Der Mikro-Vortex-Effekt der Bespannung verbessert die Flugeigenschaften

Auf die Holzrippen und die Holme klebten Heiner und Claus das Oratexgewebe und spannten es durch Wärme. Willkommener Nebeneffekt der neuen Oberfläche: Ein Mikro-Vortex-Effekt verbessert die aerodynamischen Eigenschaften – der kritische Anstellwinkel vergrößert sich, die Strömung liegt länger an, die Stallspeed sinkt. Diesen Vorteil haben Versuche an der Universität Köln bestätigt, bald soll der Mikro-Vortex-Effekt in einer Versuchsreihe in Zusammenarbeit mit dem DLR weiter untersucht werden.

Seitenleitwerk profiliertSeitenleitwerk profiliert
Profiliert: Wo es vorher nur eine „ebene Platte“ gab, verleihen Hartschaumrippen dem Seitenleitwerk einen aerodynamisch günstigeren Querschnitt.

### GEZEIGTE DATENSÄTZE
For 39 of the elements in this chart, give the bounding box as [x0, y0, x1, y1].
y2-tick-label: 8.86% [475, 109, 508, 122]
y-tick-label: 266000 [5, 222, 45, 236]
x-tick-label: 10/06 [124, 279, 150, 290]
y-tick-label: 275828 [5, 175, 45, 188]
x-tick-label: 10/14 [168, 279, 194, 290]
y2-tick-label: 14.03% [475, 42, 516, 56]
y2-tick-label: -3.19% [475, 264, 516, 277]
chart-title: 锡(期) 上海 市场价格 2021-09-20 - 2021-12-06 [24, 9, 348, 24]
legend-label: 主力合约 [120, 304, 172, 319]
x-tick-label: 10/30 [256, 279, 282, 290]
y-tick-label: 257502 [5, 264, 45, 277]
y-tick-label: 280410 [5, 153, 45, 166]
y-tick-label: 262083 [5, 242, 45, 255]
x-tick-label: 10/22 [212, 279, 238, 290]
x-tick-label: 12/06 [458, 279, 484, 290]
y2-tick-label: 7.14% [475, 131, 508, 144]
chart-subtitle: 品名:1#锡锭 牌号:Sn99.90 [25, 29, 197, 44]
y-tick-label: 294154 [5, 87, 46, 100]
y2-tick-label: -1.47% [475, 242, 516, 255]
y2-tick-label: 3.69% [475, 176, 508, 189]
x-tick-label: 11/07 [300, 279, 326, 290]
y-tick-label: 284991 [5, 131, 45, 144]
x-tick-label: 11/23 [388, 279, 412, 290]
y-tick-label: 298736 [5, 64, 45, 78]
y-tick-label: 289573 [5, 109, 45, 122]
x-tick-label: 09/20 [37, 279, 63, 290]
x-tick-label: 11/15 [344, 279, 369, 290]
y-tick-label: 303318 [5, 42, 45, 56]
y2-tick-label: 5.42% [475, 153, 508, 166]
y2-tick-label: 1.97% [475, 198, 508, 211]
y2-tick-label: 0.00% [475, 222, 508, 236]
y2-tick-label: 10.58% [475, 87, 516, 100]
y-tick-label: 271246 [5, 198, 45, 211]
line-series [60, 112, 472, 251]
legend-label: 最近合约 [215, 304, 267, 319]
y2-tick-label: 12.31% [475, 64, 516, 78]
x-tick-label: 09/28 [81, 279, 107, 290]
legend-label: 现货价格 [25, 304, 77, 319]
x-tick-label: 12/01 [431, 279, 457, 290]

### AUFGABENSTELLUNG
#1 Fasse den Absatz „Auf die Holzrippen und die Holme …“ aus dem Text über die Bespannung als kurze Stichpunktliste zusammen, ohne wichtige Fakten wegzulassen.
#2 Knüpfe an das Ende des Textes über die Bespannung an und schreibe ihn weiter.
Die Datensätze stammen aus einer anderen Quelle als der Lesetext.

### LÖSUNGEN
#1
- Heiner und Claus klebten Oratexgewebe auf Holzrippen und Holme und spannten es durch Wärme.
- Nebeneffekt der neuen Oberfläche: Ein Mikro-Vortex-Effekt verbessert die Aerodynamik.
- Der kritische Anstellwinkel wird größer, die Strömung liegt länger an, die Stallspeed sinkt.
- Versuche an der Universität Köln haben diesen Vorteil bestätigt.
- Eine Versuchsreihe mit dem DLR soll den Effekt bald weiter untersuchen.

#2
Als erste C42A erhielt Heiners UL darüber hinaus ein profiliertes Seitenleitwerk mit festen Rippen, Ruderspaltabdichtungen aus Mylar-Band sowie Abrisskanten an den Rudern und Klappen. Zusätzlich verpasste man der D-MWFS die Winglets der C42C sowie deren aerodynamische Übergänge an Flügelstreben und -wurzeln sowie Radverkleidungen; bei meinem Besuch waren jene an den Haupträdern gerade abgenommen. Weitere aerodynamische Verbesserungen wie ein profiliertes Höhenleitwerk sind geplant.

Auflasten auf 540 Kilo

Mitten im Projekt entschied man sich kurzerhand, das Luftsportgerät von 472,5 auf 540 Kilo aufzulasten (bei der C- und der CS-Version wären 560 Kilo Höchstabflugmasse möglich). Als Krönung bekam der Flieger dann noch einen neuen Helix-Propeller.

Helix-PropellerHelix-Propeller
Wenn schon, denn schon Zu guter Letzt spendierte der C42A-Besitzer seinem UL einen neuen Helix-Dreiblatt-Propeller.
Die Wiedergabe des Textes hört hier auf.